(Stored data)
_ _ _ _ _ _ _

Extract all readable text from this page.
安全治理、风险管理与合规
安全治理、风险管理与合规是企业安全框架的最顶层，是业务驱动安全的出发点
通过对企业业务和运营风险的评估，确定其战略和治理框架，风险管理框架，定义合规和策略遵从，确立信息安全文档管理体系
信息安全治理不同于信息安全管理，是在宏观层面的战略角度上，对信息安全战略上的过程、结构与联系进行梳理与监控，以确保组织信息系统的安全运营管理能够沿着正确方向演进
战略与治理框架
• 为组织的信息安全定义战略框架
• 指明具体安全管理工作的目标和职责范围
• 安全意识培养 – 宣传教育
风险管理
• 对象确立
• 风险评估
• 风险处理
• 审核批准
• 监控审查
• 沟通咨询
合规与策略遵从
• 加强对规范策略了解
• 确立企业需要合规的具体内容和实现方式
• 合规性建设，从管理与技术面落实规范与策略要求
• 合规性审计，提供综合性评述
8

_ _ _ _ _ _ _

=== Exercise goal ===
All of the material above needs to be retyped word for word.

=== Exercise result ===
Extract all readable text from this page.
安全治理、风险管理与合规
安全治理、风险管理与合规是企业安全框架的最顶层，是业务驱动安全的出发点
通过对企业业务和运营风险的评估，确定其战略和治理框架，风险管理框架，定义合规和策略遵从，确立信息安全文档管理体系
信息安全治理不同于信息安全管理，是在宏观层面的战略角度上，对信息安全战略上的过程、结构与联系进行梳理与监控，以确保组织信息系统的安全运营管理能够沿着正确方向演进
战略与治理框架
• 为组织的信息安全定义战略框架
• 指明具体安全管理工作的目标和职责范围
• 安全意识培养 – 宣传教育
风险管理
• 对象确立
• 风险评估
• 风险处理
• 审核批准
• 监控审查
• 沟通咨询
合规与策略遵从
• 加强对规范策略了解
• 确立企业需要合规的具体内容和实现方式
• 合规性建设，从管理与技术面落实规范与策略要求
• 合规性审计，提供综合性评述
8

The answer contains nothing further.